* Exercise
Leave out the pictures and repeat every record exactly.

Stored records
# # # # #

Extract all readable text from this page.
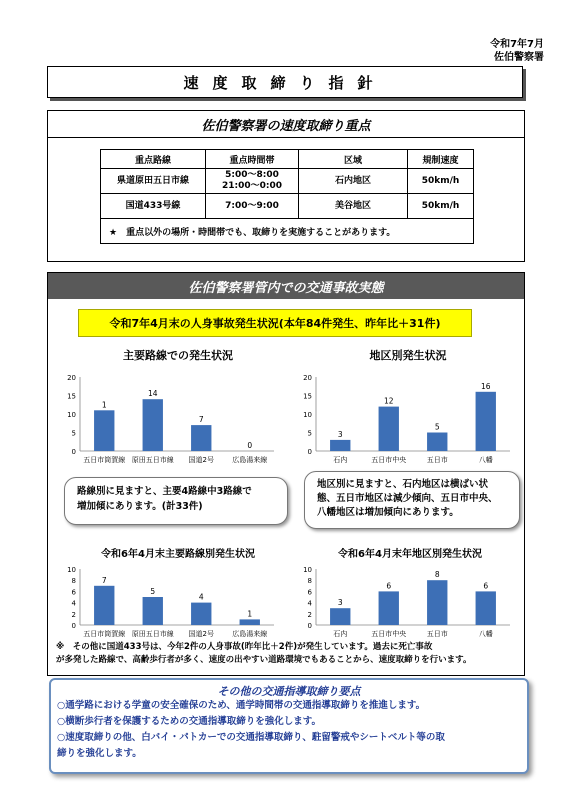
令和7年7月
佐伯警察署
速度取締り指針
佐伯警察署の速度取締り重点
重点路線	重点時間帯	区域	規制速度
県道原田五日市線	5:00～8:00
21:00～0:00	石内地区	50km/h
国道433号線	7:00～9:00	美谷地区	50km/h
★　重点以外の場所・時間帯でも、取締りを実施することがあります。			
佐伯警察署管内での交通事故実態
令和7年4月末の人身事故発生状況(本年84件発生、昨年比＋31件)
主要路線での発生状況	地区別発生状況
0
5
10
15
20
1
五日市筒賀線
14
原田五日市線
7
国道2号
0
広島湯来線
0
5
10
15
20
3
石内
12
五日市中央
5
五日市
16
八幡
路線別に見ますと、主要4路線中3路線で
増加傾にあります。(計33件)
地区別に見ますと、石内地区は横ばい状
態、五日市地区は減少傾向、五日市中央、
八幡地区は増加傾向にあります。
令和6年4月末主要路線別発生状況	令和6年4月末年地区別発生状況
0
2
4
6
8
10
7
五日市筒賀線
5
原田五日市線
4
国道2号
1
広島湯来線
0
2
4
6
8
10
3
石内
6
五日市中央
8
五日市
6
八幡
※　その他に国道433号は、今年2件の人身事故(昨年比＋2件)が発生しています。過去に死亡事故
が多発した路線で、高齢歩行者が多く、速度の出やすい道路環境でもあることから、速度取締りを行います。
その他の交通指導取締り要点
○通学路における学童の安全確保のため、通学時間帯の交通指導取締りを推進します。
○横断歩行者を保護するための交通指導取締りを強化します。
○速度取締りの他、白バイ・パトカーでの交通指導取締り、駐留警戒やシートベルト等の取
締りを強化します。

# # # # #

* Task answer
Extract all readable text from this page.
令和7年7月
佐伯警察署
速度取締り指針
佐伯警察署の速度取締り重点
重点路線	重点時間帯	区域	規制速度
県道原田五日市線	5:00～8:00
21:00～0:00	石内地区	50km/h
国道433号線	7:00～9:00	美谷地区	50km/h
★　重点以外の場所・時間帯でも、取締りを実施することがあります。			
佐伯警察署管内での交通事故実態
令和7年4月末の人身事故発生状況(本年84件発生、昨年比＋31件)
主要路線での発生状況	地区別発生状況
0
5
10
15
20
1
五日市筒賀線
14
原田五日市線
7
国道2号
0
広島湯来線
0
5
10
15
20
3
石内
12
五日市中央
5
五日市
16
八幡
路線別に見ますと、主要4路線中3路線で
増加傾にあります。(計33件)
地区別に見ますと、石内地区は横ばい状
態、五日市地区は減少傾向、五日市中央、
八幡地区は増加傾向にあります。
令和6年4月末主要路線別発生状況	令和6年4月末年地区別発生状況
0
2
4
6
8
10
7
五日市筒賀線
5
原田五日市線
4
国道2号
1
広島湯来線
0
2
4
6
8
10
3
石内
6
五日市中央
8
五日市
6
八幡
※　その他に国道433号は、今年2件の人身事故(昨年比＋2件)が発生しています。過去に死亡事故
が多発した路線で、高齢歩行者が多く、速度の出やすい道路環境でもあることから、速度取締りを行います。
その他の交通指導取締り要点
○通学路における学童の安全確保のため、通学時間帯の交通指導取締りを推進します。
○横断歩行者を保護するための交通指導取締りを強化します。
○速度取締りの他、白バイ・パトカーでの交通指導取締り、駐留警戒やシートベルト等の取
締りを強化します。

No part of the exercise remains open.